REQUIREMENT: Pick out every line of the entries below where "value" occurs, and copy those lines.

* begin *

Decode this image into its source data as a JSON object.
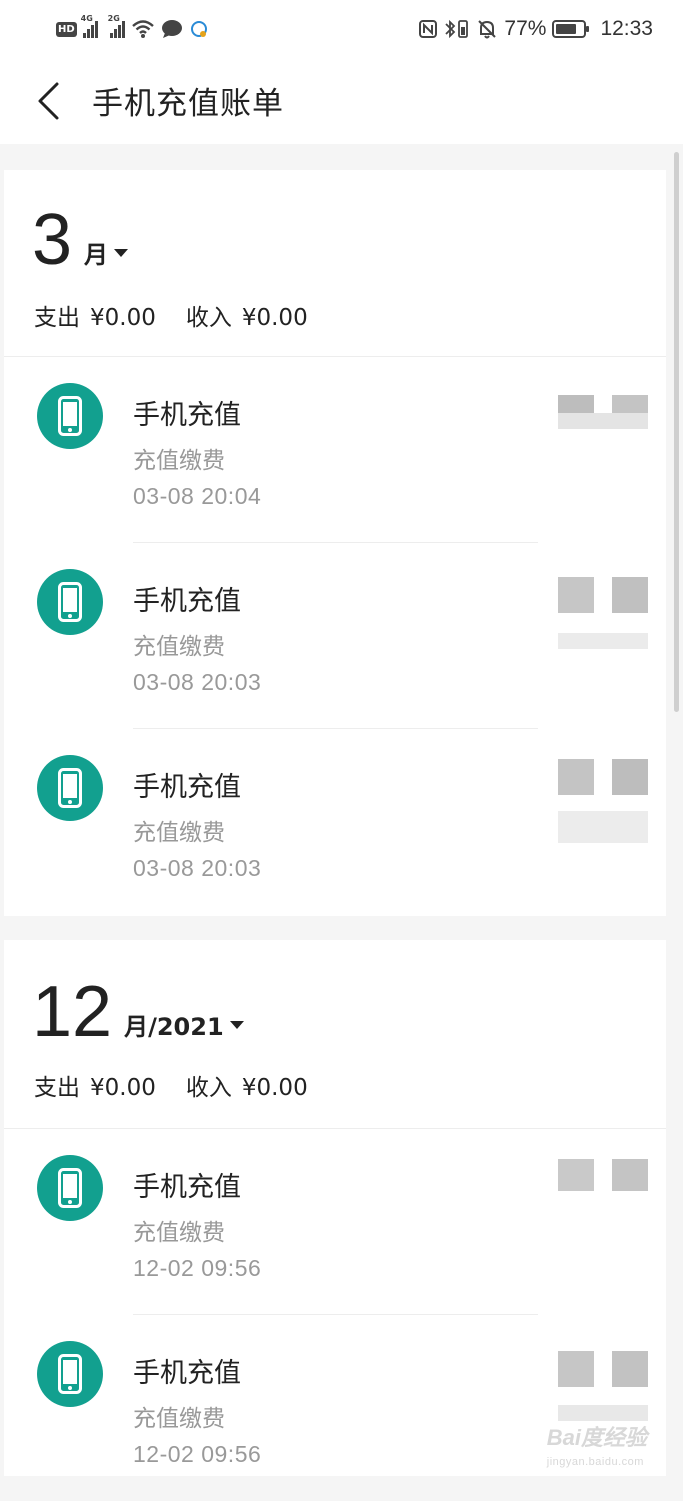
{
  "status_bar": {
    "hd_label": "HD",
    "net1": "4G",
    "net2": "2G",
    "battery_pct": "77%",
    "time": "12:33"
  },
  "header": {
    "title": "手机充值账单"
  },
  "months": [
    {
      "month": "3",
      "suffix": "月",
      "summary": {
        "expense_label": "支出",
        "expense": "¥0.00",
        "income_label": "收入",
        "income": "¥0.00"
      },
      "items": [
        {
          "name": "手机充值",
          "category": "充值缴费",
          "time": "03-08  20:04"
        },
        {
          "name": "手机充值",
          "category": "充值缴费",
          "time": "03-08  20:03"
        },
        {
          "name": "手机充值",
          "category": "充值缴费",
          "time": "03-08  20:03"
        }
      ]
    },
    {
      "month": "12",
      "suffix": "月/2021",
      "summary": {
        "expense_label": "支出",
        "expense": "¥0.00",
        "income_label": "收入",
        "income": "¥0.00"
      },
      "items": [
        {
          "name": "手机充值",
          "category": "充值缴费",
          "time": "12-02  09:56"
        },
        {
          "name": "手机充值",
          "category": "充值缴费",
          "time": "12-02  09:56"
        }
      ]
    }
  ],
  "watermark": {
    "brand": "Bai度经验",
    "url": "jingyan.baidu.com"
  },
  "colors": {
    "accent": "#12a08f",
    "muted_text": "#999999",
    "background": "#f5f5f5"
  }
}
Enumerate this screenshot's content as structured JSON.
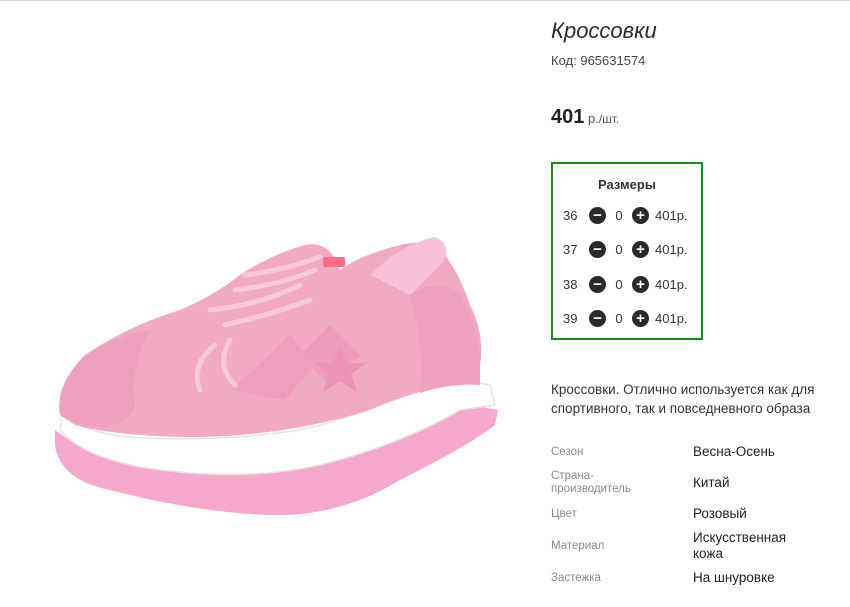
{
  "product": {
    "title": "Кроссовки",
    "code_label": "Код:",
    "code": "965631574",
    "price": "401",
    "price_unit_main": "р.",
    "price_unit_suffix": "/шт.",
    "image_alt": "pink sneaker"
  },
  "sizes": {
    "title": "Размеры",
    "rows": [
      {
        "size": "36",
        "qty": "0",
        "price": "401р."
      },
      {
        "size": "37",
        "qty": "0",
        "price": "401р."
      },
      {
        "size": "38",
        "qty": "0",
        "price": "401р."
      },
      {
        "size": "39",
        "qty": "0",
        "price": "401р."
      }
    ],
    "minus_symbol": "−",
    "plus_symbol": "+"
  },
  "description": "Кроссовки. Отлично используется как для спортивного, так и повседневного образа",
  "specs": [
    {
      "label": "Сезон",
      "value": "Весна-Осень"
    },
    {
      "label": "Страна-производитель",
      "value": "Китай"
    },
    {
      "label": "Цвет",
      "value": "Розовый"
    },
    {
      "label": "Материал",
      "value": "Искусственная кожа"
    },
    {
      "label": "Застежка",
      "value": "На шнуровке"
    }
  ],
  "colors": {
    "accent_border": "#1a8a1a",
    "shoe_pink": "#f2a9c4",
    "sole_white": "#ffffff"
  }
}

* end *
* begin *

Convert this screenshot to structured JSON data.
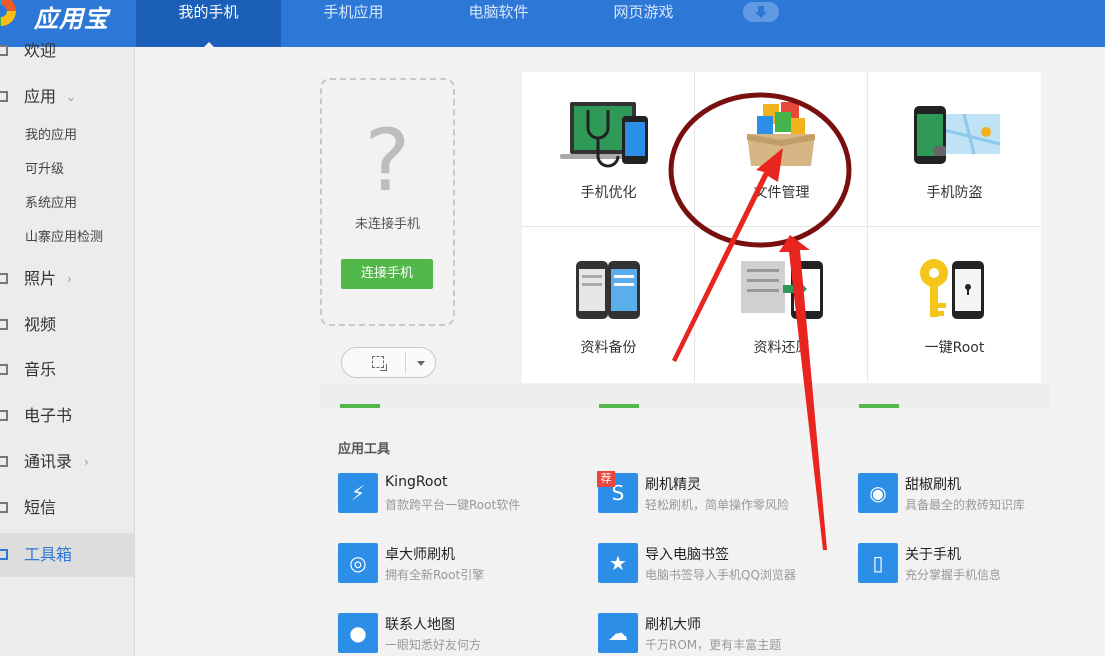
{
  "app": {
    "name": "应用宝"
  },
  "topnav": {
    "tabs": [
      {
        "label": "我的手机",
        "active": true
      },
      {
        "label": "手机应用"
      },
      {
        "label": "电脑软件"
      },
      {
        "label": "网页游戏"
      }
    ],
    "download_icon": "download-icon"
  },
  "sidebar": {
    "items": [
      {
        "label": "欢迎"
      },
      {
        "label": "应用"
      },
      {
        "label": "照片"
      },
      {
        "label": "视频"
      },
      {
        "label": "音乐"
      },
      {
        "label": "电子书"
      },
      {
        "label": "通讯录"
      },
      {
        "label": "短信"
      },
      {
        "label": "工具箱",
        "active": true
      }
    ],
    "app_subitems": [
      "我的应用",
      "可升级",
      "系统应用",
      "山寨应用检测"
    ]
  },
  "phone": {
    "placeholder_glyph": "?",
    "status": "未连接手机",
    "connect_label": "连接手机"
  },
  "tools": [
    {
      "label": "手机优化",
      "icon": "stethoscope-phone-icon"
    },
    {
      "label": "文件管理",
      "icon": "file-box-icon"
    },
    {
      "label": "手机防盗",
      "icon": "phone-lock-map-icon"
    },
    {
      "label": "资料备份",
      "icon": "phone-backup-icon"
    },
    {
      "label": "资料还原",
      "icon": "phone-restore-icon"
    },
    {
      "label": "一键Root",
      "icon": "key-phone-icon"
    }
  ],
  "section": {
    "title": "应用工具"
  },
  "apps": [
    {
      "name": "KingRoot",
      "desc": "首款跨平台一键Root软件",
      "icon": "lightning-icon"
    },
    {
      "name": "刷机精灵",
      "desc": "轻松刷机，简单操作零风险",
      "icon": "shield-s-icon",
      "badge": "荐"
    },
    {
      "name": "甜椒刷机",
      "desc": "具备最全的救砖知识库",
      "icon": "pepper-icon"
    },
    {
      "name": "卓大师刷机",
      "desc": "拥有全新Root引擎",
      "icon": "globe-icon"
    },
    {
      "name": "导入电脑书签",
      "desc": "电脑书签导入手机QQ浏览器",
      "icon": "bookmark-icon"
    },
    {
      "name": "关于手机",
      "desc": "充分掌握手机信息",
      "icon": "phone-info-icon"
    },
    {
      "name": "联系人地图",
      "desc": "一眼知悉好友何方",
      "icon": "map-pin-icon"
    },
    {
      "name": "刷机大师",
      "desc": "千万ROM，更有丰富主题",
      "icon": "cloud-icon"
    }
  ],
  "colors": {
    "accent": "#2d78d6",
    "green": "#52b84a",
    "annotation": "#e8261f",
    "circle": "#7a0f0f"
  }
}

* end *

EXERCISE RESULT:
      "value": "Весна-Осень"
      "value": "Китай"
      "value": "Розовый"
      "value": "Искусственная кожа"
      "value": "На шнуровке"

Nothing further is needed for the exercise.